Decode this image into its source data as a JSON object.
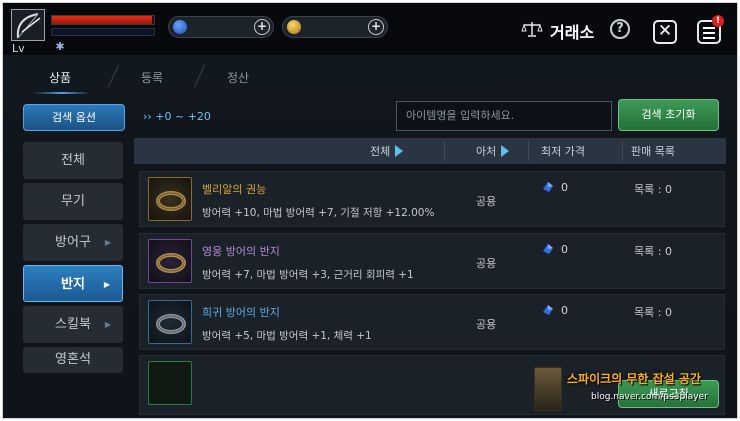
{
  "hud": {
    "level_label": "Lv",
    "hp_fraction": 0.98,
    "mp_fraction": 0.0,
    "currencies": [
      {
        "icon": "blue-gem-icon",
        "color": "#2f6fe0"
      },
      {
        "icon": "gold-coin-icon",
        "color": "#d8a22a"
      }
    ],
    "plus_label": "+"
  },
  "header": {
    "title": "거래소",
    "help_label": "?",
    "close_label": "✕",
    "badge_label": "!"
  },
  "tabs": [
    "상품",
    "등록",
    "정산"
  ],
  "sidebar": {
    "search_options_label": "검색 옵션",
    "categories": [
      {
        "label": "전체",
        "has_arrow": false,
        "active": false
      },
      {
        "label": "무기",
        "has_arrow": false,
        "active": false
      },
      {
        "label": "방어구",
        "has_arrow": true,
        "active": false
      },
      {
        "label": "반지",
        "has_arrow": true,
        "active": true
      },
      {
        "label": "스킬북",
        "has_arrow": true,
        "active": false
      },
      {
        "label": "영혼석",
        "has_arrow": false,
        "active": false
      }
    ]
  },
  "filter": {
    "range_label": "›› +0 ~ +20",
    "search_placeholder": "아이템명을 입력하세요.",
    "reset_label": "검색 초기화"
  },
  "table": {
    "headers": {
      "all": "전체",
      "class": "아처",
      "lowest_price": "최저 가격",
      "listings": "판매 목록"
    },
    "rows": [
      {
        "name": "벨리알의 권능",
        "name_color": "#d6a440",
        "stats": "방어력 +10, 마법 방어력 +7, 기절 저항 +12.00%",
        "class": "공용",
        "price": "0",
        "listing": "목록 : 0",
        "grade": "gold"
      },
      {
        "name": "영웅 방어의 반지",
        "name_color": "#b68ad8",
        "stats": "방어력 +7, 마법 방어력 +3, 근거리 회피력 +1",
        "class": "공용",
        "price": "0",
        "listing": "목록 : 0",
        "grade": "purple"
      },
      {
        "name": "희귀 방어의 반지",
        "name_color": "#5fa8e0",
        "stats": "방어력 +5, 마법 방어력 +1, 체력 +1",
        "class": "공용",
        "price": "0",
        "listing": "목록 : 0",
        "grade": "blue"
      }
    ]
  },
  "watermark": {
    "title": "스파이크의 무한 잡설 공간",
    "url": "blog.naver.com/ps3player",
    "button_label": "새로고침"
  }
}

■ ■ ■ ■ ■ ■ ■

__Exercise goal__
Every entry above should be duplicated exactly. Do not include the images.

__Full answer__
Decode this image into its source data as a JSON object.
{
  "hud": {
    "level_label": "Lv",
    "hp_fraction": 0.98,
    "mp_fraction": 0.0,
    "currencies": [
      {
        "icon": "blue-gem-icon",
        "color": "#2f6fe0"
      },
      {
        "icon": "gold-coin-icon",
        "color": "#d8a22a"
      }
    ],
    "plus_label": "+"
  },
  "header": {
    "title": "거래소",
    "help_label": "?",
    "close_label": "✕",
    "badge_label": "!"
  },
  "tabs": [
    "상품",
    "등록",
    "정산"
  ],
  "sidebar": {
    "search_options_label": "검색 옵션",
    "categories": [
      {
        "label": "전체",
        "has_arrow": false,
        "active": false
      },
      {
        "label": "무기",
        "has_arrow": false,
        "active": false
      },
      {
        "label": "방어구",
        "has_arrow": true,
        "active": false
      },
      {
        "label": "반지",
        "has_arrow": true,
        "active": true
      },
      {
        "label": "스킬북",
        "has_arrow": true,
        "active": false
      },
      {
        "label": "영혼석",
        "has_arrow": false,
        "active": false
      }
    ]
  },
  "filter": {
    "range_label": "›› +0 ~ +20",
    "search_placeholder": "아이템명을 입력하세요.",
    "reset_label": "검색 초기화"
  },
  "table": {
    "headers": {
      "all": "전체",
      "class": "아처",
      "lowest_price": "최저 가격",
      "listings": "판매 목록"
    },
    "rows": [
      {
        "name": "벨리알의 권능",
        "name_color": "#d6a440",
        "stats": "방어력 +10, 마법 방어력 +7, 기절 저항 +12.00%",
        "class": "공용",
        "price": "0",
        "listing": "목록 : 0",
        "grade": "gold"
      },
      {
        "name": "영웅 방어의 반지",
        "name_color": "#b68ad8",
        "stats": "방어력 +7, 마법 방어력 +3, 근거리 회피력 +1",
        "class": "공용",
        "price": "0",
        "listing": "목록 : 0",
        "grade": "purple"
      },
      {
        "name": "희귀 방어의 반지",
        "name_color": "#5fa8e0",
        "stats": "방어력 +5, 마법 방어력 +1, 체력 +1",
        "class": "공용",
        "price": "0",
        "listing": "목록 : 0",
        "grade": "blue"
      }
    ]
  },
  "watermark": {
    "title": "스파이크의 무한 잡설 공간",
    "url": "blog.naver.com/ps3player",
    "button_label": "새로고침"
  }
}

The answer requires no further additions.